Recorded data
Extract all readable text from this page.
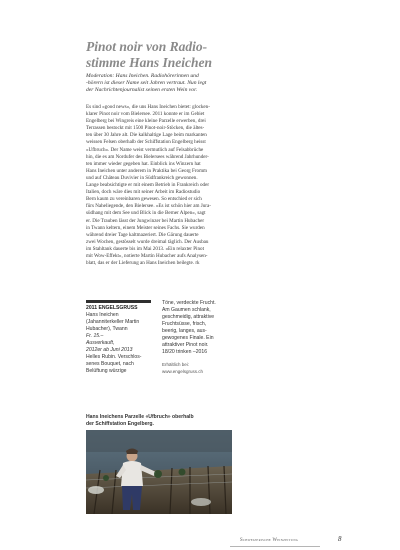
Pinot noir von Radio-
stimme Hans Ineichen

Moderation: Hans Ineichen. Radiohörerinnen und
-hörern ist dieser Name seit Jahren vertraut. Nun legt
der Nachrichtenjournalist seinen ersten Wein vor.

Es sind «good news», die uns Hans Ineichen bietet: glocken-
klarer Pinot noir vom Bielersee. 2011 konnte er im Gebiet
Engelberg bei Wingreis eine kleine Parzelle erwerben, drei
Terrassen bestockt mit 1500 Pinot-noir-Stöcken, die ältes-
ten über 30 Jahre alt. Die kalkhaltige Lage beim markanten
weissen Felsen oberhalb der Schiffstation Engelberg heisst
«Ufbruch». Der Name weist vermutlich auf Felsabbrüche
hin, die es am Nordufer des Bielersees während Jahrhunder-
ten immer wieder gegeben hat. Einblick ins Winzern hat
Hans Ineichen unter anderem in Praktika bei Georg Fromm
und auf Château Duvivier in Südfrankreich gewonnen.
Lange beabsichtigte er mit einem Betrieb in Frankreich oder
Italien, doch wäre dies mit seiner Arbeit im Radiostudio
Bern kaum zu vereinbaren gewesen. So entschied er sich
fürs Naheliegende, den Bielersee. «Es ist schön hier am Jura-
südhang mit dem See und Blick in die Berner Alpen», sagt
er. Die Trauben lässt der Jungwinzer bei Martin Hubacher
in Twann keltern, einem Meister seines Fachs. Sie wurden
während dreier Tage kaltmazeriert. Die Gärung dauerte
zwei Wochen, gestösselt wurde dreimal täglich. Der Ausbau
im Stahltank dauerte bis im Mai 2013. «Ein relaxter Pinot
mit Wow-Effekt», notierte Martin Hubacher aufs Analysen-
blatt, das er der Lieferung an Hans Ineichen beilegte. rk
2011 ENGELSGRUSS
Hans Ineichen
(Jahanniterkeller Martin
Hubacher), Twann
Fr. 15.–
Ausverkauft,
2012er ab Juni 2013
Helles Rubin. Verschlos-
senes Bouquet, nach
Belüftung würzige
Töne, verdeckte Frucht.
Am Gaumen schlank,
geschmeidig, attraktive
Fruchtsüsse, frisch,
beerig, langes, aus-
gewogenes Finale. Ein
attraktiver Pinot noir.
18/20 trinken –2016
Erhältlich bei:
www.engelsgruss.ch
Hans Ineichens Parzelle «Ufbruch» oberhalb
der Schiffstation Engelberg.
Schweizerische Weinzeitung	8
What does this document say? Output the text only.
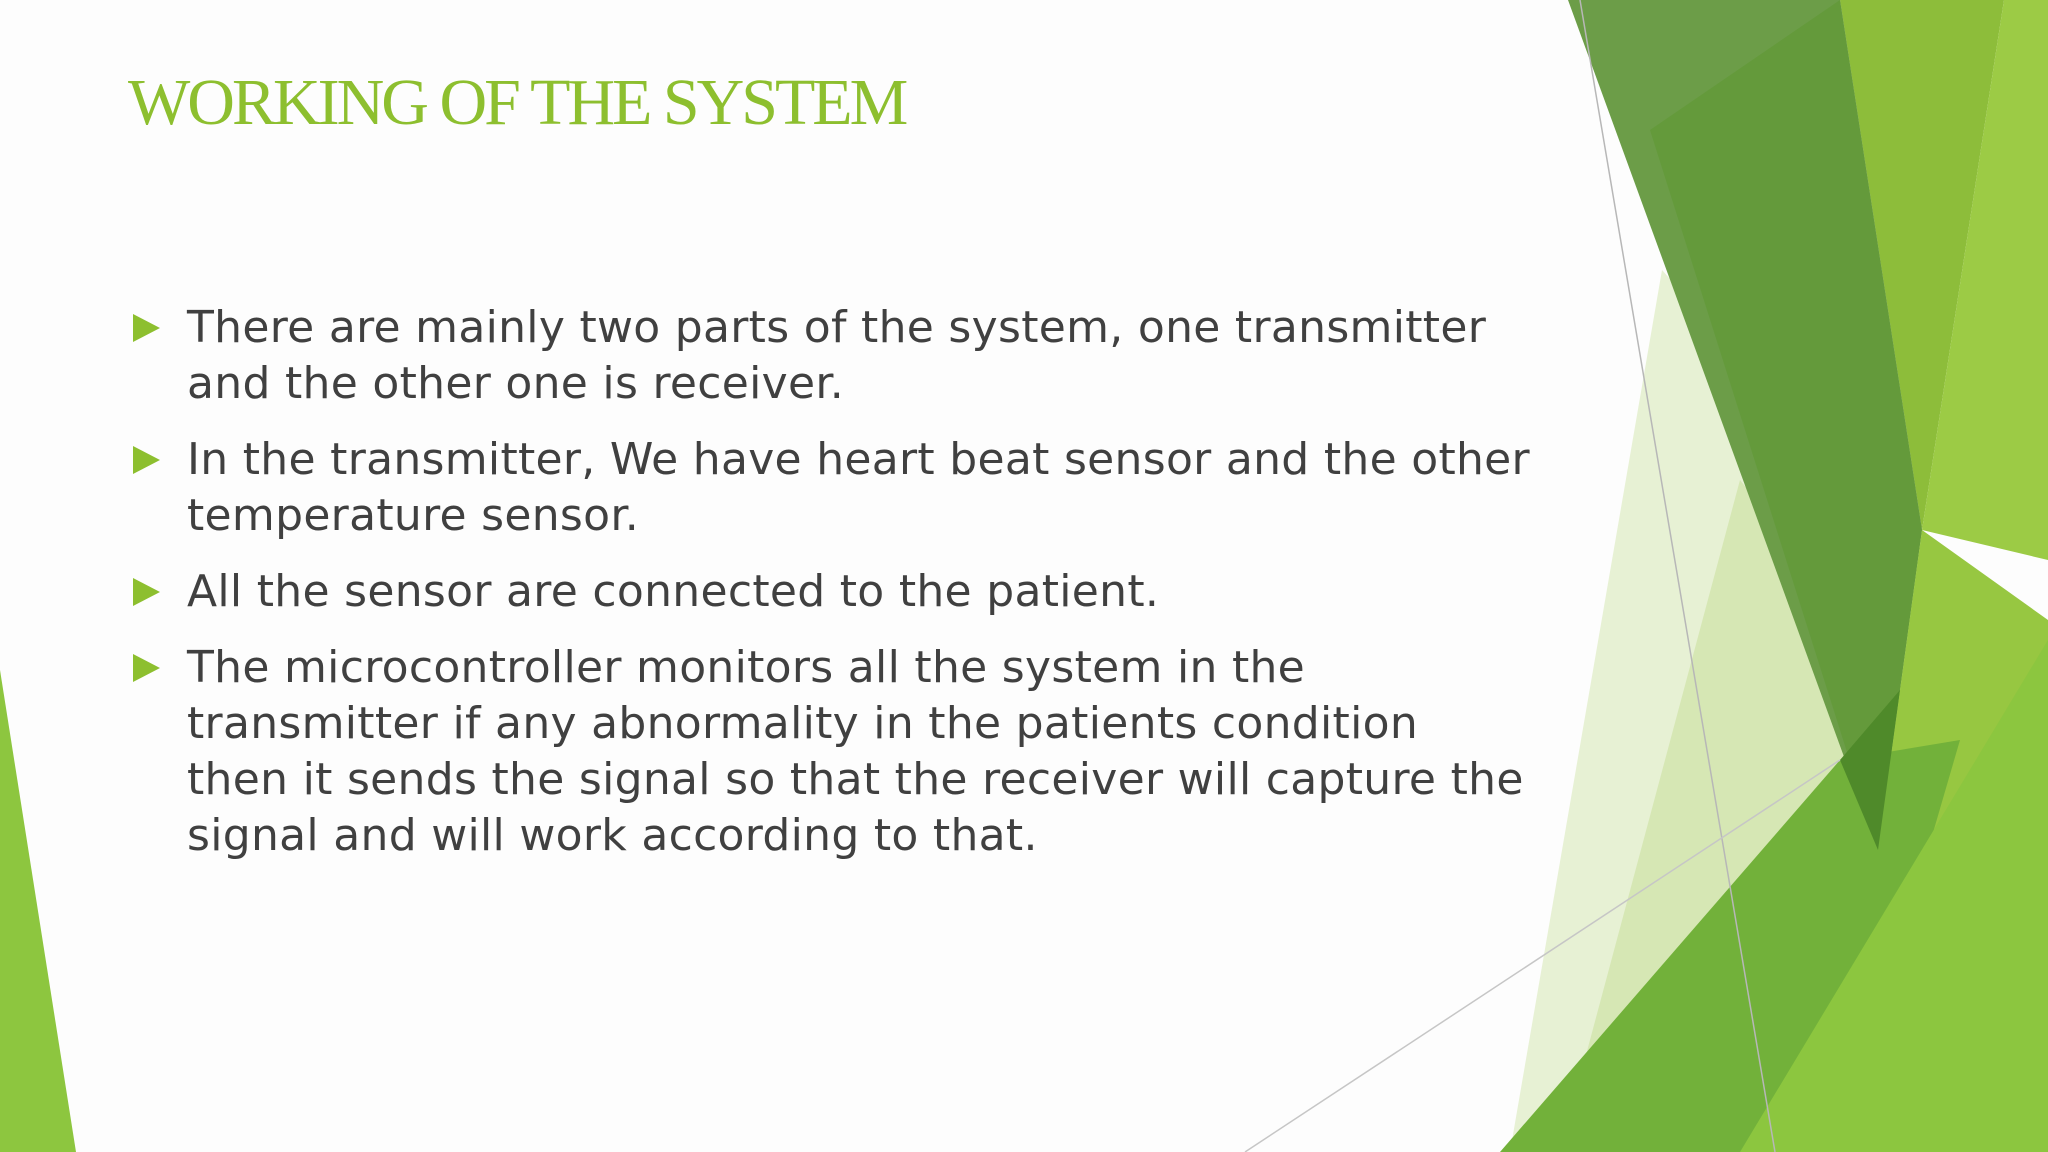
WORKING OF THE SYSTEM
There are mainly two parts of the system, one transmitter and the other one is receiver.
In the transmitter, We have heart beat sensor and the other temperature sensor.
All the sensor are connected to the patient.
The microcontroller monitors all the system in the transmitter if any abnormality in the patients condition then it sends the signal so that the receiver will capture the signal and will work according to that.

## [Your goal]
Wherever the string "Name" appears in the data above, copy the line it sits in.

## [Exercise solution]
-hörern ist dieser Name seit Jahren vertraut. Nun legt
«Ufbruch». Der Name weist vermutlich auf Felsabbrüche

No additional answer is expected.